## Short problem
Retype every line of the records below word for word, changing nothing.

(Labeled region entries)
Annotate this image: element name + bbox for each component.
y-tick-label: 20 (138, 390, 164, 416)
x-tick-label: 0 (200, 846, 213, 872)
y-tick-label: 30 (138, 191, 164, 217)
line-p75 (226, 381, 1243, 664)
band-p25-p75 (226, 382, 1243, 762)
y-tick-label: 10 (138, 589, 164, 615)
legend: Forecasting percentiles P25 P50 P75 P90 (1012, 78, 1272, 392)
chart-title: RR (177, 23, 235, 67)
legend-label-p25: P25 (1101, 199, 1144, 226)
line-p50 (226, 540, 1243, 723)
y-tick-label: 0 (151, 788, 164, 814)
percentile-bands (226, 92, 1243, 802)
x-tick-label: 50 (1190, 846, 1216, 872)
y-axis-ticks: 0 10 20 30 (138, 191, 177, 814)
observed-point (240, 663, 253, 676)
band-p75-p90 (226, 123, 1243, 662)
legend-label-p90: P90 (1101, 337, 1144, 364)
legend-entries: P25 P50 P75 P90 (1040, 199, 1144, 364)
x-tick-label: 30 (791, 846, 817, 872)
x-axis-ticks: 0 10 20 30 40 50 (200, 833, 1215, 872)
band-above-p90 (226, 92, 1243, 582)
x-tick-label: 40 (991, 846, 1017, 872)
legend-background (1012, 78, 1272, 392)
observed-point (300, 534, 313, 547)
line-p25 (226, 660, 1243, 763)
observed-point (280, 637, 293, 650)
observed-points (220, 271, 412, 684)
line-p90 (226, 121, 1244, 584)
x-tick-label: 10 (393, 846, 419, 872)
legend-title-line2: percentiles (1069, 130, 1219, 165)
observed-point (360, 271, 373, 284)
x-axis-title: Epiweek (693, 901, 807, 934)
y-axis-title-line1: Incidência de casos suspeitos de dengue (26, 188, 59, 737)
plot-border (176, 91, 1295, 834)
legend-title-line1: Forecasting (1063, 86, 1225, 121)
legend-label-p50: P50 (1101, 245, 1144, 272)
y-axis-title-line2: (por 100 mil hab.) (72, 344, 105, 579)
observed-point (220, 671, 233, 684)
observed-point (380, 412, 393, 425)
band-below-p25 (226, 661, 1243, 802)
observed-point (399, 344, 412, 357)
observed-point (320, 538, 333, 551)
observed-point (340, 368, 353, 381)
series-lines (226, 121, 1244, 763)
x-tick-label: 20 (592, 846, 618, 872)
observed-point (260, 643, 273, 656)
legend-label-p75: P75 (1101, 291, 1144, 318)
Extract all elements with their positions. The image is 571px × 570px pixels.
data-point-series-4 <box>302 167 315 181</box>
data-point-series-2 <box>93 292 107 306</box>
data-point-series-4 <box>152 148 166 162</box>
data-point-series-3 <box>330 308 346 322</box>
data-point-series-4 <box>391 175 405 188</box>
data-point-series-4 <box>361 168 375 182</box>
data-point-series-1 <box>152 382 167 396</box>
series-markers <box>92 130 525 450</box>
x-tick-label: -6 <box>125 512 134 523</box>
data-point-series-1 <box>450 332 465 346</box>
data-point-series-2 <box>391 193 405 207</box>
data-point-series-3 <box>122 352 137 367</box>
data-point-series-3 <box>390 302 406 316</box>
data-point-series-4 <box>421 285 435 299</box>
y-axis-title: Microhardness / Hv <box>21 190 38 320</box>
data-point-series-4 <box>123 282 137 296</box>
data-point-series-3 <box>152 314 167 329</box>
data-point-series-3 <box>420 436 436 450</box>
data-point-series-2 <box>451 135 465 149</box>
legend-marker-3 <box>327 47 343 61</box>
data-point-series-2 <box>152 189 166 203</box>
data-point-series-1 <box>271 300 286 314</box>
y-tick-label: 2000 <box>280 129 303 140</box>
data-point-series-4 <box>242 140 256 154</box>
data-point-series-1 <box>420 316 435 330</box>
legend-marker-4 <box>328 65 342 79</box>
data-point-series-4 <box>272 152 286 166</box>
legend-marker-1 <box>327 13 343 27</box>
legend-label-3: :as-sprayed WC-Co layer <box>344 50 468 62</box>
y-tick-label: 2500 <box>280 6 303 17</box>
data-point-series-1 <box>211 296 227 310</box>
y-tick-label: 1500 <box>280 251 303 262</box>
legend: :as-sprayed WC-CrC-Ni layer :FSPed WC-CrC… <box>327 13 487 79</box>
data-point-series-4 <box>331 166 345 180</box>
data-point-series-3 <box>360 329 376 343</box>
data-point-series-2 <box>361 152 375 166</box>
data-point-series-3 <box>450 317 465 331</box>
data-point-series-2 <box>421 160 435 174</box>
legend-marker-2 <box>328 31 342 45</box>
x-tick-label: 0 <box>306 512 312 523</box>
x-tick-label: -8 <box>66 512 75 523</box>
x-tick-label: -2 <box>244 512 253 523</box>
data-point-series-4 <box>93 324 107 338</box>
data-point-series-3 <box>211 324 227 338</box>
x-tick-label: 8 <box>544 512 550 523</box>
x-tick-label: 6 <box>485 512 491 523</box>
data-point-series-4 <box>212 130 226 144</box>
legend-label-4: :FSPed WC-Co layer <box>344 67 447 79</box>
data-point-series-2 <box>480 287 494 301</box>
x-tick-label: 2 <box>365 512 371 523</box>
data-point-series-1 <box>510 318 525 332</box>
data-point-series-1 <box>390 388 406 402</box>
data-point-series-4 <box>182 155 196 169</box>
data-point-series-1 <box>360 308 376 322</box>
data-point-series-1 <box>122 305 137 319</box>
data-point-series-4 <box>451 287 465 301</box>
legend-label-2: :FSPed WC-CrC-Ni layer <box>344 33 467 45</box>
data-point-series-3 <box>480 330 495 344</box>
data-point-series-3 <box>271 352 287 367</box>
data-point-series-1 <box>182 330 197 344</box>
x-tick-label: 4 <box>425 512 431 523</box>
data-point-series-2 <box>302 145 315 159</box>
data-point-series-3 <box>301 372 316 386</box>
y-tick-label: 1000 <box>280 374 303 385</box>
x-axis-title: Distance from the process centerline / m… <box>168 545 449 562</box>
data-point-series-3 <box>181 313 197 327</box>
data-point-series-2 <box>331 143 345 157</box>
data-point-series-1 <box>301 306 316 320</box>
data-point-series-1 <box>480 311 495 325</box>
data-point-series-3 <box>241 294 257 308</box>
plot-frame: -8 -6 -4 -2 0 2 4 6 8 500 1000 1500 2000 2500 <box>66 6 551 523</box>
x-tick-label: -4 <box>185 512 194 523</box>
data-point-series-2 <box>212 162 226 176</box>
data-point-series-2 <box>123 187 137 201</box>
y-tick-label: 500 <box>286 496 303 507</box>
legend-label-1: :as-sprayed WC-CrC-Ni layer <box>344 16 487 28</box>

## Answer for this exercise
Annotate this image: element name + bbox for each component.
y-tick-label: 20 (138, 390, 164, 416)
x-tick-label: 0 (200, 846, 213, 872)
y-tick-label: 30 (138, 191, 164, 217)
line-p75 (226, 381, 1243, 664)
band-p25-p75 (226, 382, 1243, 762)
y-tick-label: 10 (138, 589, 164, 615)
legend: Forecasting percentiles P25 P50 P75 P90 (1012, 78, 1272, 392)
chart-title: RR (177, 23, 235, 67)
legend-label-p25: P25 (1101, 199, 1144, 226)
line-p50 (226, 540, 1243, 723)
y-tick-label: 0 (151, 788, 164, 814)
percentile-bands (226, 92, 1243, 802)
x-tick-label: 50 (1190, 846, 1216, 872)
y-axis-ticks: 0 10 20 30 (138, 191, 177, 814)
observed-point (240, 663, 253, 676)
band-p75-p90 (226, 123, 1243, 662)
legend-label-p90: P90 (1101, 337, 1144, 364)
legend-entries: P25 P50 P75 P90 (1040, 199, 1144, 364)
x-tick-label: 30 (791, 846, 817, 872)
x-axis-ticks: 0 10 20 30 40 50 (200, 833, 1215, 872)
band-above-p90 (226, 92, 1243, 582)
x-tick-label: 40 (991, 846, 1017, 872)
legend-background (1012, 78, 1272, 392)
observed-point (300, 534, 313, 547)
line-p25 (226, 660, 1243, 763)
observed-point (280, 637, 293, 650)
observed-points (220, 271, 412, 684)
line-p90 (226, 121, 1244, 584)
x-tick-label: 10 (393, 846, 419, 872)
legend-title-line2: percentiles (1069, 130, 1219, 165)
observed-point (360, 271, 373, 284)
x-axis-title: Epiweek (693, 901, 807, 934)
y-axis-title-line1: Incidência de casos suspeitos de dengue (26, 188, 59, 737)
plot-border (176, 91, 1295, 834)
legend-title-line1: Forecasting (1063, 86, 1225, 121)
legend-label-p50: P50 (1101, 245, 1144, 272)
y-axis-title-line2: (por 100 mil hab.) (72, 344, 105, 579)
observed-point (220, 671, 233, 684)
observed-point (380, 412, 393, 425)
band-below-p25 (226, 661, 1243, 802)
observed-point (399, 344, 412, 357)
observed-point (320, 538, 333, 551)
observed-point (340, 368, 353, 381)
series-lines (226, 121, 1244, 763)
x-tick-label: 20 (592, 846, 618, 872)
observed-point (260, 643, 273, 656)
legend-label-p75: P75 (1101, 291, 1144, 318)
Extract all elements with their positions. The image is 571px × 570px pixels.
data-point-series-4 <box>302 167 315 181</box>
data-point-series-2 <box>93 292 107 306</box>
data-point-series-4 <box>152 148 166 162</box>
data-point-series-3 <box>330 308 346 322</box>
data-point-series-4 <box>391 175 405 188</box>
data-point-series-4 <box>361 168 375 182</box>
data-point-series-1 <box>152 382 167 396</box>
series-markers <box>92 130 525 450</box>
x-tick-label: -6 <box>125 512 134 523</box>
data-point-series-1 <box>450 332 465 346</box>
data-point-series-2 <box>391 193 405 207</box>
data-point-series-3 <box>122 352 137 367</box>
data-point-series-3 <box>390 302 406 316</box>
data-point-series-4 <box>421 285 435 299</box>
y-axis-title: Microhardness / Hv <box>21 190 38 320</box>
data-point-series-4 <box>123 282 137 296</box>
data-point-series-3 <box>152 314 167 329</box>
data-point-series-3 <box>420 436 436 450</box>
data-point-series-2 <box>451 135 465 149</box>
legend-marker-3 <box>327 47 343 61</box>
data-point-series-2 <box>152 189 166 203</box>
data-point-series-1 <box>271 300 286 314</box>
y-tick-label: 2000 <box>280 129 303 140</box>
data-point-series-4 <box>242 140 256 154</box>
data-point-series-1 <box>420 316 435 330</box>
legend-marker-4 <box>328 65 342 79</box>
data-point-series-4 <box>272 152 286 166</box>
legend-marker-1 <box>327 13 343 27</box>
legend-label-3: :as-sprayed WC-Co layer <box>344 50 468 62</box>
y-tick-label: 2500 <box>280 6 303 17</box>
data-point-series-1 <box>211 296 227 310</box>
y-tick-label: 1500 <box>280 251 303 262</box>
legend: :as-sprayed WC-CrC-Ni layer :FSPed WC-CrC… <box>327 13 487 79</box>
data-point-series-4 <box>331 166 345 180</box>
data-point-series-3 <box>360 329 376 343</box>
data-point-series-2 <box>361 152 375 166</box>
data-point-series-3 <box>450 317 465 331</box>
data-point-series-2 <box>421 160 435 174</box>
legend-marker-2 <box>328 31 342 45</box>
x-tick-label: 0 <box>306 512 312 523</box>
x-tick-label: -8 <box>66 512 75 523</box>
x-tick-label: -2 <box>244 512 253 523</box>
data-point-series-4 <box>93 324 107 338</box>
data-point-series-3 <box>211 324 227 338</box>
x-tick-label: 8 <box>544 512 550 523</box>
x-tick-label: 6 <box>485 512 491 523</box>
data-point-series-4 <box>212 130 226 144</box>
legend-label-4: :FSPed WC-Co layer <box>344 67 447 79</box>
data-point-series-2 <box>480 287 494 301</box>
x-tick-label: 2 <box>365 512 371 523</box>
data-point-series-1 <box>510 318 525 332</box>
data-point-series-1 <box>390 388 406 402</box>
data-point-series-4 <box>182 155 196 169</box>
data-point-series-1 <box>360 308 376 322</box>
data-point-series-1 <box>122 305 137 319</box>
data-point-series-4 <box>451 287 465 301</box>
legend-label-2: :FSPed WC-CrC-Ni layer <box>344 33 467 45</box>
data-point-series-3 <box>480 330 495 344</box>
data-point-series-3 <box>271 352 287 367</box>
data-point-series-1 <box>182 330 197 344</box>
x-tick-label: 4 <box>425 512 431 523</box>
data-point-series-2 <box>302 145 315 159</box>
data-point-series-3 <box>301 372 316 386</box>
y-tick-label: 1000 <box>280 374 303 385</box>
x-axis-title: Distance from the process centerline / m… <box>168 545 449 562</box>
data-point-series-3 <box>181 313 197 327</box>
data-point-series-2 <box>331 143 345 157</box>
data-point-series-1 <box>301 306 316 320</box>
data-point-series-1 <box>480 311 495 325</box>
data-point-series-3 <box>241 294 257 308</box>
plot-frame: -8 -6 -4 -2 0 2 4 6 8 500 1000 1500 2000 2500 <box>66 6 551 523</box>
x-tick-label: -4 <box>185 512 194 523</box>
data-point-series-2 <box>212 162 226 176</box>
data-point-series-2 <box>123 187 137 201</box>
y-tick-label: 500 <box>286 496 303 507</box>
legend-label-1: :as-sprayed WC-CrC-Ni layer <box>344 16 487 28</box>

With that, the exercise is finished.